#### Directive
Determine the count of lines holding "ylabel" and give that count alone.

#### Records from a collection
============

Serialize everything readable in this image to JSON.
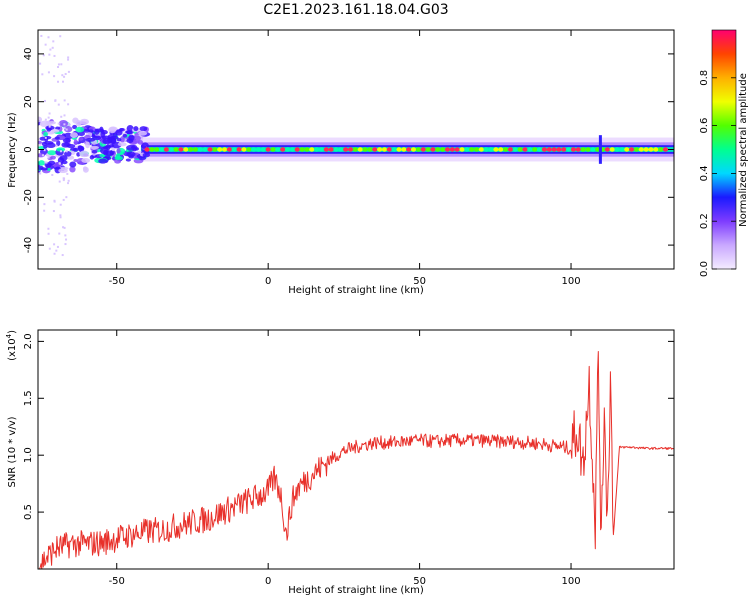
{
  "title": "C2E1.2023.161.18.04.G03",
  "colors": {
    "snr_line": "#e8302a",
    "background": "#ffffff",
    "colorbar_stops": [
      "#f4ecff",
      "#c9a8ff",
      "#7e3cff",
      "#1a1aff",
      "#00d8ff",
      "#00ff90",
      "#52ff00",
      "#f0ff00",
      "#ffb000",
      "#ff4400",
      "#ff0070"
    ]
  },
  "chart_data": [
    {
      "type": "heatmap",
      "xlabel": "Height of straight line (km)",
      "ylabel": "Frequency (Hz)",
      "xlim": [
        -76,
        134
      ],
      "ylim": [
        -50,
        50
      ],
      "xticks": [
        -50,
        0,
        50,
        100
      ],
      "xtick_labels": [
        "-50",
        "0",
        "50",
        "100"
      ],
      "yticks": [
        -40,
        -20,
        0,
        20,
        40
      ],
      "ytick_labels": [
        "-40",
        "-20",
        "0",
        "20",
        "40"
      ],
      "description_band": {
        "center_hz": 0,
        "halfwidth_hz": 2
      },
      "colorbar": {
        "label": "Normalized spectral amplitude",
        "range": [
          0.0,
          1.0
        ],
        "ticks": [
          0.0,
          0.2,
          0.4,
          0.6,
          0.8
        ],
        "tick_labels": [
          "0.0",
          "0.2",
          "0.4",
          "0.6",
          "0.8"
        ]
      }
    },
    {
      "type": "line",
      "xlabel": "Height of straight line (km)",
      "ylabel": "SNR (10 * v/v)",
      "multiplier_label": "(x10",
      "multiplier_exp": "4",
      "multiplier_close": ")",
      "xlim": [
        -76,
        134
      ],
      "ylim": [
        0.0,
        2.1
      ],
      "xticks": [
        -50,
        0,
        50,
        100
      ],
      "xtick_labels": [
        "-50",
        "0",
        "50",
        "100"
      ],
      "yticks": [
        0.5,
        1.0,
        1.5,
        2.0
      ],
      "ytick_labels": [
        "0.5",
        "1.0",
        "1.5",
        "2.0"
      ],
      "series": [
        {
          "x": [
            -76,
            -70,
            -65,
            -60,
            -55,
            -50,
            -45,
            -40,
            -35,
            -30,
            -25,
            -20,
            -15,
            -10,
            -5,
            0,
            2,
            4,
            6,
            8,
            10,
            15,
            20,
            25,
            30,
            35,
            40,
            45,
            50,
            55,
            60,
            65,
            70,
            75,
            80,
            85,
            90,
            95,
            100,
            102,
            104,
            106,
            108,
            109,
            110,
            111,
            112,
            113,
            114,
            116,
            120,
            125,
            130,
            134
          ],
          "values": [
            0.03,
            0.18,
            0.22,
            0.22,
            0.23,
            0.27,
            0.3,
            0.33,
            0.34,
            0.38,
            0.41,
            0.44,
            0.5,
            0.56,
            0.62,
            0.68,
            0.8,
            0.68,
            0.3,
            0.6,
            0.72,
            0.84,
            0.95,
            1.04,
            1.08,
            1.11,
            1.11,
            1.12,
            1.13,
            1.12,
            1.13,
            1.13,
            1.13,
            1.12,
            1.12,
            1.11,
            1.1,
            1.08,
            1.06,
            1.25,
            0.9,
            1.65,
            0.4,
            1.9,
            0.15,
            1.5,
            0.4,
            1.7,
            0.3,
            1.07,
            1.07,
            1.06,
            1.06,
            1.06
          ]
        }
      ]
    }
  ]
}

============

#### Response below
2